■ What the task asks
Strip the pictures and reproduce the rest of the listing exactly.

[Dataset records]

_ _ _ _ _ _ _

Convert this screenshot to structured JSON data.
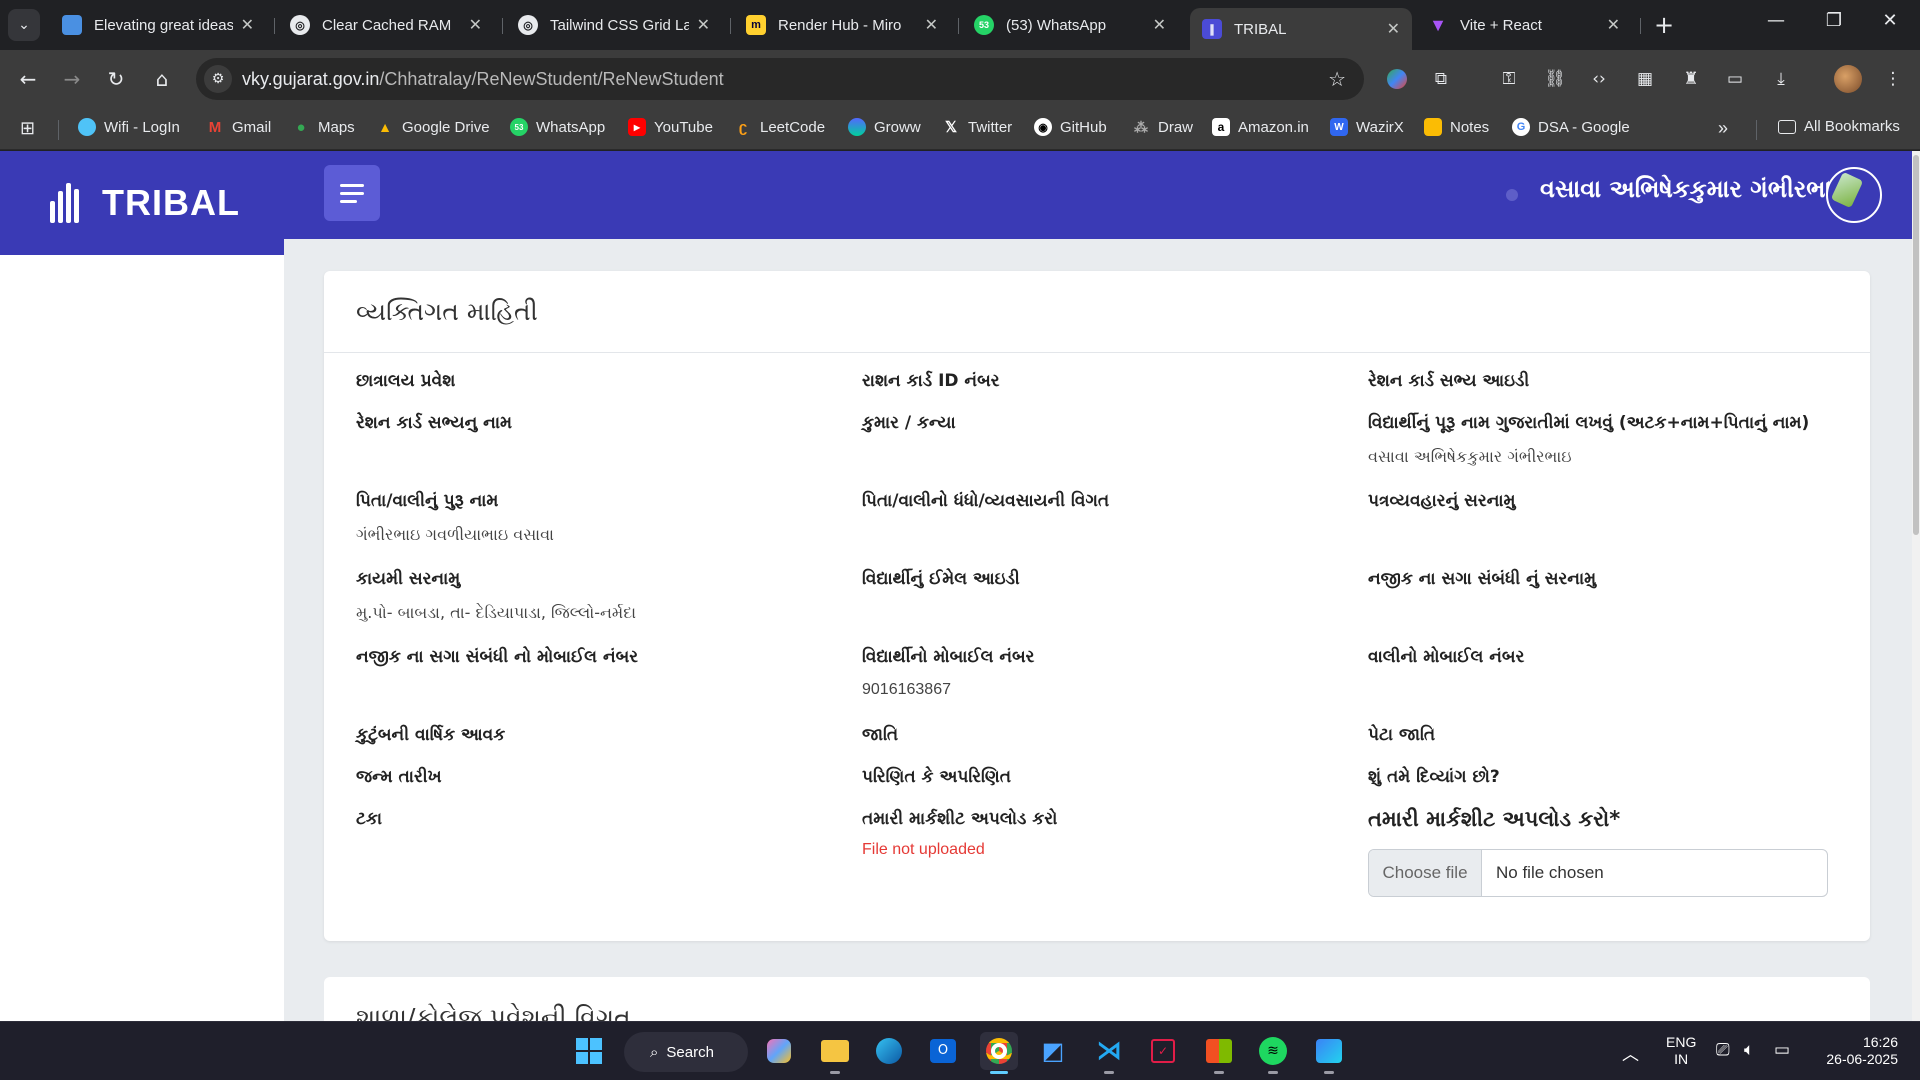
{
  "browser": {
    "tabs": [
      {
        "label": "Elevating great ideas",
        "icon": "doc-icon",
        "color": "#4a90e2"
      },
      {
        "label": "Clear Cached RAM",
        "icon": "chatgpt-icon",
        "color": "#e8eaed"
      },
      {
        "label": "Tailwind CSS Grid Lay",
        "icon": "chatgpt-icon",
        "color": "#e8eaed"
      },
      {
        "label": "Render Hub - Miro",
        "icon": "miro-icon",
        "color": "#ffd02f"
      },
      {
        "label": "(53) WhatsApp",
        "icon": "whatsapp-icon",
        "color": "#25d366"
      },
      {
        "label": "TRIBAL",
        "icon": "tribal-icon",
        "color": "#4b4bd6"
      },
      {
        "label": "Vite + React",
        "icon": "vite-icon",
        "color": "#a855f7"
      }
    ],
    "url_host": "vky.gujarat.gov.in",
    "url_path": "/Chhatralay/ReNewStudent/ReNewStudent",
    "bookmarks": [
      {
        "label": "Wifi - LogIn",
        "color": "#4fc3f7"
      },
      {
        "label": "Gmail",
        "color": "#ea4335"
      },
      {
        "label": "Maps",
        "color": "#34a853"
      },
      {
        "label": "Google Drive",
        "color": "#fbbc04"
      },
      {
        "label": "WhatsApp",
        "color": "#25d366"
      },
      {
        "label": "YouTube",
        "color": "#ff0000"
      },
      {
        "label": "LeetCode",
        "color": "#ffa116"
      },
      {
        "label": "Groww",
        "color": "#5367ff"
      },
      {
        "label": "Twitter",
        "color": "#000000"
      },
      {
        "label": "GitHub",
        "color": "#ffffff"
      },
      {
        "label": "Draw",
        "color": "#888888"
      },
      {
        "label": "Amazon.in",
        "color": "#ffffff"
      },
      {
        "label": "WazirX",
        "color": "#3067f0"
      },
      {
        "label": "Notes",
        "color": "#fbbc04"
      },
      {
        "label": "DSA - Google",
        "color": "#ffffff"
      }
    ],
    "all_bookmarks": "All Bookmarks"
  },
  "app": {
    "brand": "TRIBAL",
    "user_name": "વસાવા અભિષેકકુમાર ગંભીરભાઇ",
    "accent": "#3a3ab5"
  },
  "card": {
    "title": "વ્યક્તિગત માહિતી",
    "fields": [
      {
        "label": "છાત્રાલય પ્રવેશ",
        "value": ""
      },
      {
        "label": "રાશન કાર્ડ ID નંબર",
        "value": ""
      },
      {
        "label": "રેશન કાર્ડ સભ્ય આઇડી",
        "value": ""
      },
      {
        "label": "રેશન કાર્ડ સભ્યનુ નામ",
        "value": ""
      },
      {
        "label": "કુમાર / કન્યા",
        "value": ""
      },
      {
        "label": "વિદ્યાર્થીનું પૂરૂ નામ ગુજરાતીમાં લખવું (અટક+નામ+પિતાનું નામ)",
        "value": "વસાવા અભિષેકકુમાર ગંભીરભાઇ"
      },
      {
        "label": "પિતા/વાલીનું પુરૂ નામ",
        "value": "ગંભીરભાઇ ગવળીયાભાઇ વસાવા"
      },
      {
        "label": "પિતા/વાલીનો ધંધો/વ્યવસાયની વિગત",
        "value": ""
      },
      {
        "label": "પત્રવ્યવહારનું સરનામુ",
        "value": ""
      },
      {
        "label": "કાયમી સરનામુ",
        "value": "મુ.પો- બાબડા, તા- દેડિયાપાડા, જિલ્લો-નર્મદા"
      },
      {
        "label": "વિદ્યાર્થીનું ઈમેલ આઇડી",
        "value": ""
      },
      {
        "label": "નજીક ના સગા સંબંધી નું સરનામુ",
        "value": ""
      },
      {
        "label": "નજીક ના સગા સંબંધી નો મોબાઈલ નંબર",
        "value": ""
      },
      {
        "label": "વિદ્યાર્થીનો મોબાઈલ નંબર",
        "value": "9016163867"
      },
      {
        "label": "વાલીનો મોબાઈલ નંબર",
        "value": ""
      },
      {
        "label": "કુટુંબની વાર્ષિક આવક",
        "value": ""
      },
      {
        "label": "જાતિ",
        "value": ""
      },
      {
        "label": "પેટા જાતિ",
        "value": ""
      },
      {
        "label": "જન્મ તારીખ",
        "value": ""
      },
      {
        "label": "પરિણિત કે અપરિણિત",
        "value": ""
      },
      {
        "label": "શું તમે દિવ્યાંગ છો?",
        "value": ""
      },
      {
        "label": "ટકા",
        "value": ""
      },
      {
        "label": "તમારી માર્કશીટ અપલોડ કરો",
        "value": "File not uploaded"
      }
    ],
    "upload": {
      "label": "તમારી માર્કશીટ અપલોડ કરો*",
      "button": "Choose file",
      "status": "No file chosen"
    }
  },
  "card2": {
    "title": "શાળા/કોલેજ પ્રવેશની વિગત"
  },
  "taskbar": {
    "search": "Search",
    "lang_line1": "ENG",
    "lang_line2": "IN",
    "time": "16:26",
    "date": "26-06-2025"
  }
}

_ _ _ _ _ _ _

■ Exercise answer
Convert this screenshot to structured JSON data.
{
  "browser": {
    "tabs": [
      {
        "label": "Elevating great ideas",
        "icon": "doc-icon",
        "color": "#4a90e2"
      },
      {
        "label": "Clear Cached RAM",
        "icon": "chatgpt-icon",
        "color": "#e8eaed"
      },
      {
        "label": "Tailwind CSS Grid Lay",
        "icon": "chatgpt-icon",
        "color": "#e8eaed"
      },
      {
        "label": "Render Hub - Miro",
        "icon": "miro-icon",
        "color": "#ffd02f"
      },
      {
        "label": "(53) WhatsApp",
        "icon": "whatsapp-icon",
        "color": "#25d366"
      },
      {
        "label": "TRIBAL",
        "icon": "tribal-icon",
        "color": "#4b4bd6"
      },
      {
        "label": "Vite + React",
        "icon": "vite-icon",
        "color": "#a855f7"
      }
    ],
    "url_host": "vky.gujarat.gov.in",
    "url_path": "/Chhatralay/ReNewStudent/ReNewStudent",
    "bookmarks": [
      {
        "label": "Wifi - LogIn",
        "color": "#4fc3f7"
      },
      {
        "label": "Gmail",
        "color": "#ea4335"
      },
      {
        "label": "Maps",
        "color": "#34a853"
      },
      {
        "label": "Google Drive",
        "color": "#fbbc04"
      },
      {
        "label": "WhatsApp",
        "color": "#25d366"
      },
      {
        "label": "YouTube",
        "color": "#ff0000"
      },
      {
        "label": "LeetCode",
        "color": "#ffa116"
      },
      {
        "label": "Groww",
        "color": "#5367ff"
      },
      {
        "label": "Twitter",
        "color": "#000000"
      },
      {
        "label": "GitHub",
        "color": "#ffffff"
      },
      {
        "label": "Draw",
        "color": "#888888"
      },
      {
        "label": "Amazon.in",
        "color": "#ffffff"
      },
      {
        "label": "WazirX",
        "color": "#3067f0"
      },
      {
        "label": "Notes",
        "color": "#fbbc04"
      },
      {
        "label": "DSA - Google",
        "color": "#ffffff"
      }
    ],
    "all_bookmarks": "All Bookmarks"
  },
  "app": {
    "brand": "TRIBAL",
    "user_name": "વસાવા અભિષેકકુમાર ગંભીરભાઇ",
    "accent": "#3a3ab5"
  },
  "card": {
    "title": "વ્યક્તિગત માહિતી",
    "fields": [
      {
        "label": "છાત્રાલય પ્રવેશ",
        "value": ""
      },
      {
        "label": "રાશન કાર્ડ ID નંબર",
        "value": ""
      },
      {
        "label": "રેશન કાર્ડ સભ્ય આઇડી",
        "value": ""
      },
      {
        "label": "રેશન કાર્ડ સભ્યનુ નામ",
        "value": ""
      },
      {
        "label": "કુમાર / કન્યા",
        "value": ""
      },
      {
        "label": "વિદ્યાર્થીનું પૂરૂ નામ ગુજરાતીમાં લખવું (અટક+નામ+પિતાનું નામ)",
        "value": "વસાવા અભિષેકકુમાર ગંભીરભાઇ"
      },
      {
        "label": "પિતા/વાલીનું પુરૂ નામ",
        "value": "ગંભીરભાઇ ગવળીયાભાઇ વસાવા"
      },
      {
        "label": "પિતા/વાલીનો ધંધો/વ્યવસાયની વિગત",
        "value": ""
      },
      {
        "label": "પત્રવ્યવહારનું સરનામુ",
        "value": ""
      },
      {
        "label": "કાયમી સરનામુ",
        "value": "મુ.પો- બાબડા, તા- દેડિયાપાડા, જિલ્લો-નર્મદા"
      },
      {
        "label": "વિદ્યાર્થીનું ઈમેલ આઇડી",
        "value": ""
      },
      {
        "label": "નજીક ના સગા સંબંધી નું સરનામુ",
        "value": ""
      },
      {
        "label": "નજીક ના સગા સંબંધી નો મોબાઈલ નંબર",
        "value": ""
      },
      {
        "label": "વિદ્યાર્થીનો મોબાઈલ નંબર",
        "value": "9016163867"
      },
      {
        "label": "વાલીનો મોબાઈલ નંબર",
        "value": ""
      },
      {
        "label": "કુટુંબની વાર્ષિક આવક",
        "value": ""
      },
      {
        "label": "જાતિ",
        "value": ""
      },
      {
        "label": "પેટા જાતિ",
        "value": ""
      },
      {
        "label": "જન્મ તારીખ",
        "value": ""
      },
      {
        "label": "પરિણિત કે અપરિણિત",
        "value": ""
      },
      {
        "label": "શું તમે દિવ્યાંગ છો?",
        "value": ""
      },
      {
        "label": "ટકા",
        "value": ""
      },
      {
        "label": "તમારી માર્કશીટ અપલોડ કરો",
        "value": "File not uploaded"
      }
    ],
    "upload": {
      "label": "તમારી માર્કશીટ અપલોડ કરો*",
      "button": "Choose file",
      "status": "No file chosen"
    }
  },
  "card2": {
    "title": "શાળા/કોલેજ પ્રવેશની વિગત"
  },
  "taskbar": {
    "search": "Search",
    "lang_line1": "ENG",
    "lang_line2": "IN",
    "time": "16:26",
    "date": "26-06-2025"
  }
}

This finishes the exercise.